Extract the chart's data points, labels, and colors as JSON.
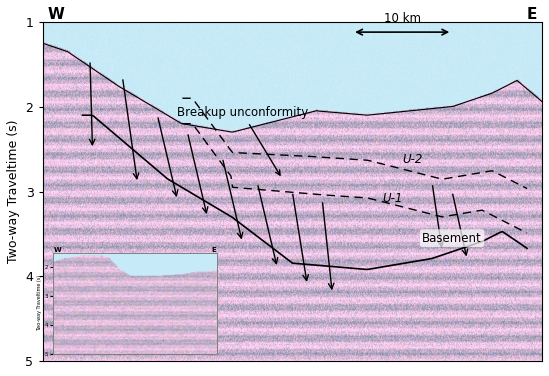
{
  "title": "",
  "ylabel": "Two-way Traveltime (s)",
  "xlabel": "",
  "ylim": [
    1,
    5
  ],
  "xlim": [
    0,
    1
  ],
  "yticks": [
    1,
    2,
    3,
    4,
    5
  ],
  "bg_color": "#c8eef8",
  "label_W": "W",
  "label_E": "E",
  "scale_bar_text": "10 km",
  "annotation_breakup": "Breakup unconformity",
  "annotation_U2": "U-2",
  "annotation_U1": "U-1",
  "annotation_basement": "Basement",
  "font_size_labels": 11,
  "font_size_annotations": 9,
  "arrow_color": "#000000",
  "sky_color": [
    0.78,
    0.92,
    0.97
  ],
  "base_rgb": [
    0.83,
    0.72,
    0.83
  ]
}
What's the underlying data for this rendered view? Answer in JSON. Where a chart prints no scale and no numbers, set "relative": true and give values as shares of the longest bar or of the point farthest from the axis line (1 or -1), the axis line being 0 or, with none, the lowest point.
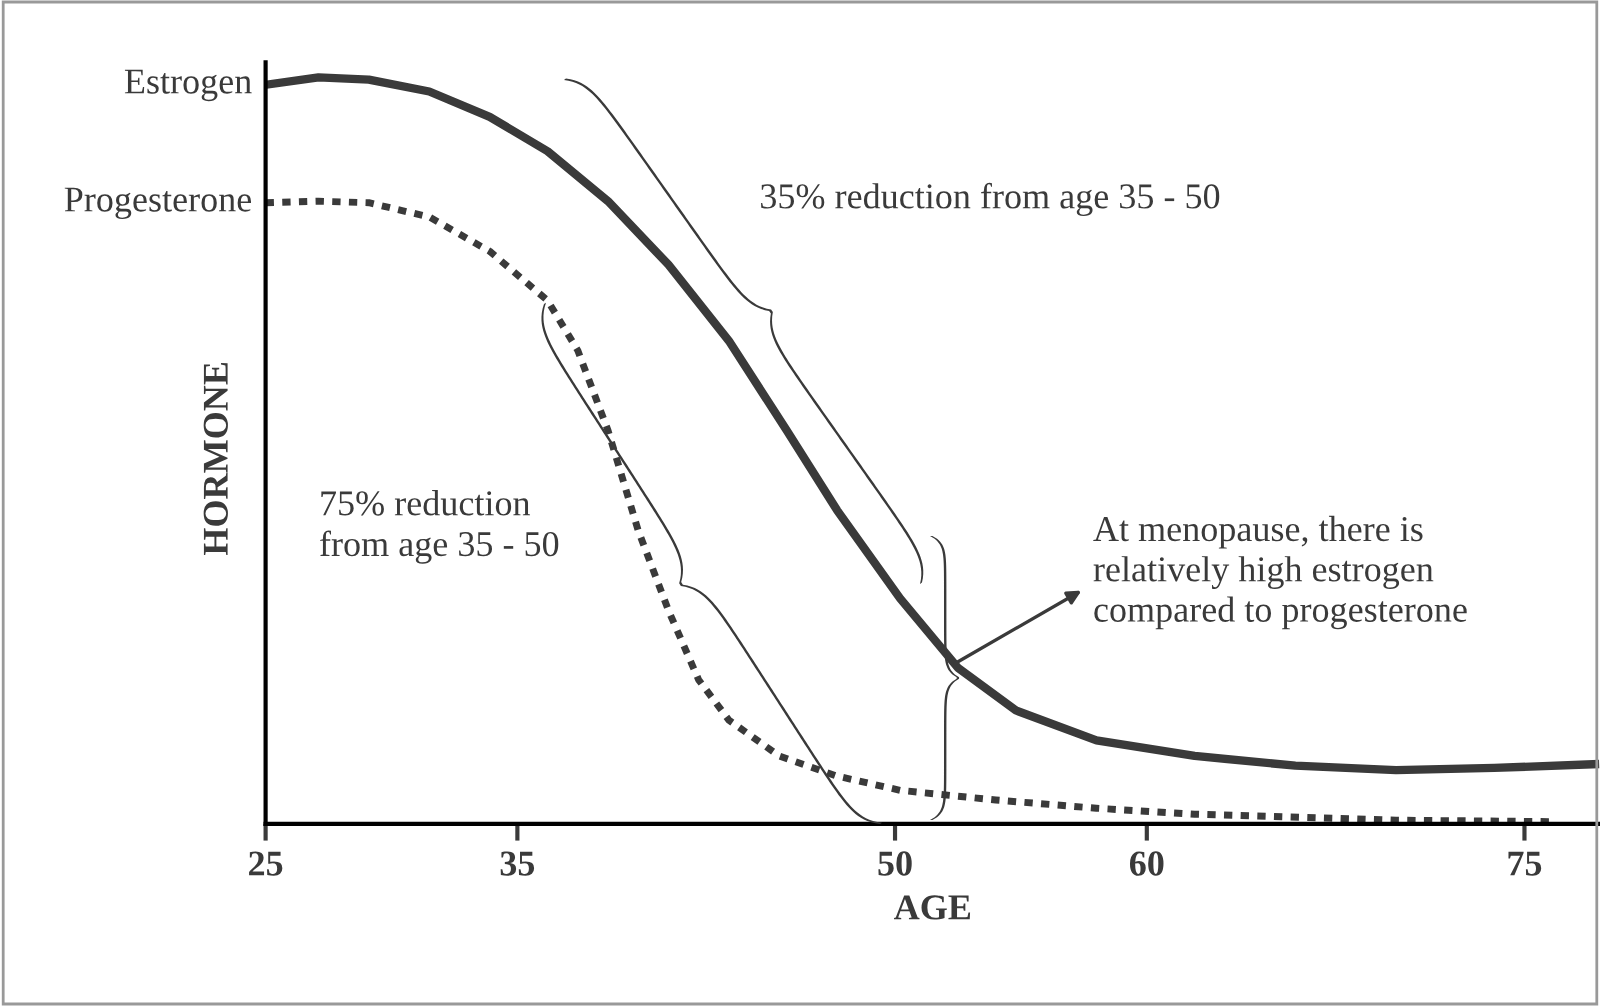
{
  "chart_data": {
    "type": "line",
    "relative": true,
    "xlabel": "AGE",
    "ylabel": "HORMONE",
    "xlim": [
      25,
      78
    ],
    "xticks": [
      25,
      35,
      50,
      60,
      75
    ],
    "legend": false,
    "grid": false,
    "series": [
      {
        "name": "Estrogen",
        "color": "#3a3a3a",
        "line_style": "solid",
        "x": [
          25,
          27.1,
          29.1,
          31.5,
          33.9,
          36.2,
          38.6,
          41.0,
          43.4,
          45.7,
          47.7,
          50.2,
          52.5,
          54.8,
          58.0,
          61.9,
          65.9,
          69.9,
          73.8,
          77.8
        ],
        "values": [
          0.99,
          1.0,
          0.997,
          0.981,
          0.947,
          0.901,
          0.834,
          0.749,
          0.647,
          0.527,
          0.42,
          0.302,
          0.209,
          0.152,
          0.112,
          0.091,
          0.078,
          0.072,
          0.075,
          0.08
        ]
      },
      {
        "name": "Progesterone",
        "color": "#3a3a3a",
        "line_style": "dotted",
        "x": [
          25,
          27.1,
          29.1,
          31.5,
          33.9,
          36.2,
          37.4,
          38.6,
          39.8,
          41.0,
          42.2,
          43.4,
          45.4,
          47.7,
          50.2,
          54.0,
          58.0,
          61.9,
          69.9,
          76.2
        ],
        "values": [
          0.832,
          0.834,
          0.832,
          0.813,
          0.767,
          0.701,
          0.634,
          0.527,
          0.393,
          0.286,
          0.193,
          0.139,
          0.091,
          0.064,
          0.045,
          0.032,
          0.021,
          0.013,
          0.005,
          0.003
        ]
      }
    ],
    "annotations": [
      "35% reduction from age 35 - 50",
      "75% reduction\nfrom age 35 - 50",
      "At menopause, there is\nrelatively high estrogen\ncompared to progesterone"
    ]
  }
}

====================

Task statement: Reproduce all the entries that precede this task, word for word, minus any pictures.

Written response:
Extract the chart's data points, labels, and colors as JSON.
{
  "title": "",
  "ylabel": "Two-way Traveltime (s)",
  "xlabel": "",
  "ylim": [
    1,
    5
  ],
  "xlim": [
    0,
    1
  ],
  "yticks": [
    1,
    2,
    3,
    4,
    5
  ],
  "bg_color": "#c8eef8",
  "label_W": "W",
  "label_E": "E",
  "scale_bar_text": "10 km",
  "annotation_breakup": "Breakup unconformity",
  "annotation_U2": "U-2",
  "annotation_U1": "U-1",
  "annotation_basement": "Basement",
  "font_size_labels": 11,
  "font_size_annotations": 9,
  "arrow_color": "#000000",
  "sky_color": [
    0.78,
    0.92,
    0.97
  ],
  "base_rgb": [
    0.83,
    0.72,
    0.83
  ]
}
What's the underlying data for this rendered view? Answer in JSON. Where a chart prints no scale and no numbers, set "relative": true and give values as shares of the longest bar or of the point farthest from the axis line (1 or -1), the axis line being 0 or, with none, the lowest point.
{
  "chart_data": {
    "type": "line",
    "relative": true,
    "xlabel": "AGE",
    "ylabel": "HORMONE",
    "xlim": [
      25,
      78
    ],
    "xticks": [
      25,
      35,
      50,
      60,
      75
    ],
    "legend": false,
    "grid": false,
    "series": [
      {
        "name": "Estrogen",
        "color": "#3a3a3a",
        "line_style": "solid",
        "x": [
          25,
          27.1,
          29.1,
          31.5,
          33.9,
          36.2,
          38.6,
          41.0,
          43.4,
          45.7,
          47.7,
          50.2,
          52.5,
          54.8,
          58.0,
          61.9,
          65.9,
          69.9,
          73.8,
          77.8
        ],
        "values": [
          0.99,
          1.0,
          0.997,
          0.981,
          0.947,
          0.901,
          0.834,
          0.749,
          0.647,
          0.527,
          0.42,
          0.302,
          0.209,
          0.152,
          0.112,
          0.091,
          0.078,
          0.072,
          0.075,
          0.08
        ]
      },
      {
        "name": "Progesterone",
        "color": "#3a3a3a",
        "line_style": "dotted",
        "x": [
          25,
          27.1,
          29.1,
          31.5,
          33.9,
          36.2,
          37.4,
          38.6,
          39.8,
          41.0,
          42.2,
          43.4,
          45.4,
          47.7,
          50.2,
          54.0,
          58.0,
          61.9,
          69.9,
          76.2
        ],
        "values": [
          0.832,
          0.834,
          0.832,
          0.813,
          0.767,
          0.701,
          0.634,
          0.527,
          0.393,
          0.286,
          0.193,
          0.139,
          0.091,
          0.064,
          0.045,
          0.032,
          0.021,
          0.013,
          0.005,
          0.003
        ]
      }
    ],
    "annotations": [
      "35% reduction from age 35 - 50",
      "75% reduction\nfrom age 35 - 50",
      "At menopause, there is\nrelatively high estrogen\ncompared to progesterone"
    ]
  }
}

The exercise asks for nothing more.